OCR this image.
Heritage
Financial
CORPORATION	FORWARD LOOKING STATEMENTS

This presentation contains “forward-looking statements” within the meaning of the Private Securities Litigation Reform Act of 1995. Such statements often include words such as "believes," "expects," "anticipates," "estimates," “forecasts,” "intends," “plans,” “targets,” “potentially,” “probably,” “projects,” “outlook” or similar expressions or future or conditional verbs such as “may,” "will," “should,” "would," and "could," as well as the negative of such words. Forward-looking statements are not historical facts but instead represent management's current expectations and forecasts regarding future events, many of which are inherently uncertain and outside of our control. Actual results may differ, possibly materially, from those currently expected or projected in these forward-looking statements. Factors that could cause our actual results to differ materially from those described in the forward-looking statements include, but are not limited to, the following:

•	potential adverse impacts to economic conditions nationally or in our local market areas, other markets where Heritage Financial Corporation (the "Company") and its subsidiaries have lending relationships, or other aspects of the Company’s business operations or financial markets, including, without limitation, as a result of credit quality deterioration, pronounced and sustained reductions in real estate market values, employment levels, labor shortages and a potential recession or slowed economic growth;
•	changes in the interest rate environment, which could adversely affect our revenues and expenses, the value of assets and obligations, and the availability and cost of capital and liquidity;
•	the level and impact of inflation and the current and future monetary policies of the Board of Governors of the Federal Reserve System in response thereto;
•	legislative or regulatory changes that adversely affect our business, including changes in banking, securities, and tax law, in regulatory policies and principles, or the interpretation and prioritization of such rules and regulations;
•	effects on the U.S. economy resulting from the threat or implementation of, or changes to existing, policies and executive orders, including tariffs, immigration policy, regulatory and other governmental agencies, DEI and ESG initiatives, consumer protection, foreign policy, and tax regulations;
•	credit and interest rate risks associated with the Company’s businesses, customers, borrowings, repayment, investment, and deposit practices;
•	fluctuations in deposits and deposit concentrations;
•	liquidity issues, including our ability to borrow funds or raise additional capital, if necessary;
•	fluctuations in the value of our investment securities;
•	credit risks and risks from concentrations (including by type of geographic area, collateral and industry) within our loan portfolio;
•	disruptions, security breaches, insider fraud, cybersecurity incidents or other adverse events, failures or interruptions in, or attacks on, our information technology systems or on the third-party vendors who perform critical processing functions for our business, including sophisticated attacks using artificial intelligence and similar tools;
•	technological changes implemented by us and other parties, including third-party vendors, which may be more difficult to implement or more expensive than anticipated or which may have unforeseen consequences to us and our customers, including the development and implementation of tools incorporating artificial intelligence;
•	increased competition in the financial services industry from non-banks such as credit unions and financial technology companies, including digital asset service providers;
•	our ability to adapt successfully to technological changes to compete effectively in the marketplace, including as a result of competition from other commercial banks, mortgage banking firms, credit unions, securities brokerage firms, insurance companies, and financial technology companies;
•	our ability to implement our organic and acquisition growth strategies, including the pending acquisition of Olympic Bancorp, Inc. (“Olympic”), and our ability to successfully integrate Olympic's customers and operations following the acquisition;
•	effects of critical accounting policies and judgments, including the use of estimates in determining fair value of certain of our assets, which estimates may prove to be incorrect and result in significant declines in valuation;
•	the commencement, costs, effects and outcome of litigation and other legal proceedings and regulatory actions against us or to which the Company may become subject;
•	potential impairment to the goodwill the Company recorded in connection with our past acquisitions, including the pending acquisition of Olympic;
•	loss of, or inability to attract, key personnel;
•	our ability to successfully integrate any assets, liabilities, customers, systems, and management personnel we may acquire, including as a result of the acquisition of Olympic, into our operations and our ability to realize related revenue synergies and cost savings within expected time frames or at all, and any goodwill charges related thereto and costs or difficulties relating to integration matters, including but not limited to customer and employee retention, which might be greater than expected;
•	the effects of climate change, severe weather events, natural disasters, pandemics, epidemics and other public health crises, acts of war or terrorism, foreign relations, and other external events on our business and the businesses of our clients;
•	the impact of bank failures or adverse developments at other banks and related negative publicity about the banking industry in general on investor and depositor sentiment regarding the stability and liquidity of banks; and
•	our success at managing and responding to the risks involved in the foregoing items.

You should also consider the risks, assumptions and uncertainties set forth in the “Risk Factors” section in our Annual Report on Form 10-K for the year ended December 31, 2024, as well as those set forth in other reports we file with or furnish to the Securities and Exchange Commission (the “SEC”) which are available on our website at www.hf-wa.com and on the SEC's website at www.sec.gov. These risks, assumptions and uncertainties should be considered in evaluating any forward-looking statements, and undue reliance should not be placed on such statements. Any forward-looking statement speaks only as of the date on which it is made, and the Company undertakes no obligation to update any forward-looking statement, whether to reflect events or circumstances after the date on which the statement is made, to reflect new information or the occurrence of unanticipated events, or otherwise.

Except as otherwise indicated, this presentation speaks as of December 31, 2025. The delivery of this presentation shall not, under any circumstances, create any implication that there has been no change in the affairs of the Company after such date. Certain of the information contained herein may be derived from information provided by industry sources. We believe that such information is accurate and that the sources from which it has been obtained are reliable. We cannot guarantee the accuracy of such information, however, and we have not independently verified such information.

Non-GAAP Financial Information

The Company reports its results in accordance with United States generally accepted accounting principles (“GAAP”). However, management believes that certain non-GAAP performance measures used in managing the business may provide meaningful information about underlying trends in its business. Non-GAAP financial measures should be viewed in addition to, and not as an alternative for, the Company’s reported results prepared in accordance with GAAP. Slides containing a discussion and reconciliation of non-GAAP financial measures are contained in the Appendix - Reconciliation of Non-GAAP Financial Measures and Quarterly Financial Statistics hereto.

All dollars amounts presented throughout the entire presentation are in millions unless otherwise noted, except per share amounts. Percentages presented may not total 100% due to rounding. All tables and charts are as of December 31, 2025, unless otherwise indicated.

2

- - - - - - -

**PROBLEM**
Find the word "capital" in the material, then list each line that holds it.

**RESULT OF THE EXERCISE**
•	changes in the interest rate environment, which could adversely affect our revenues and expenses, the value of assets and obligations, and the availability and cost of capital and liquidity;
•	liquidity issues, including our ability to borrow funds or raise additional capital, if necessary;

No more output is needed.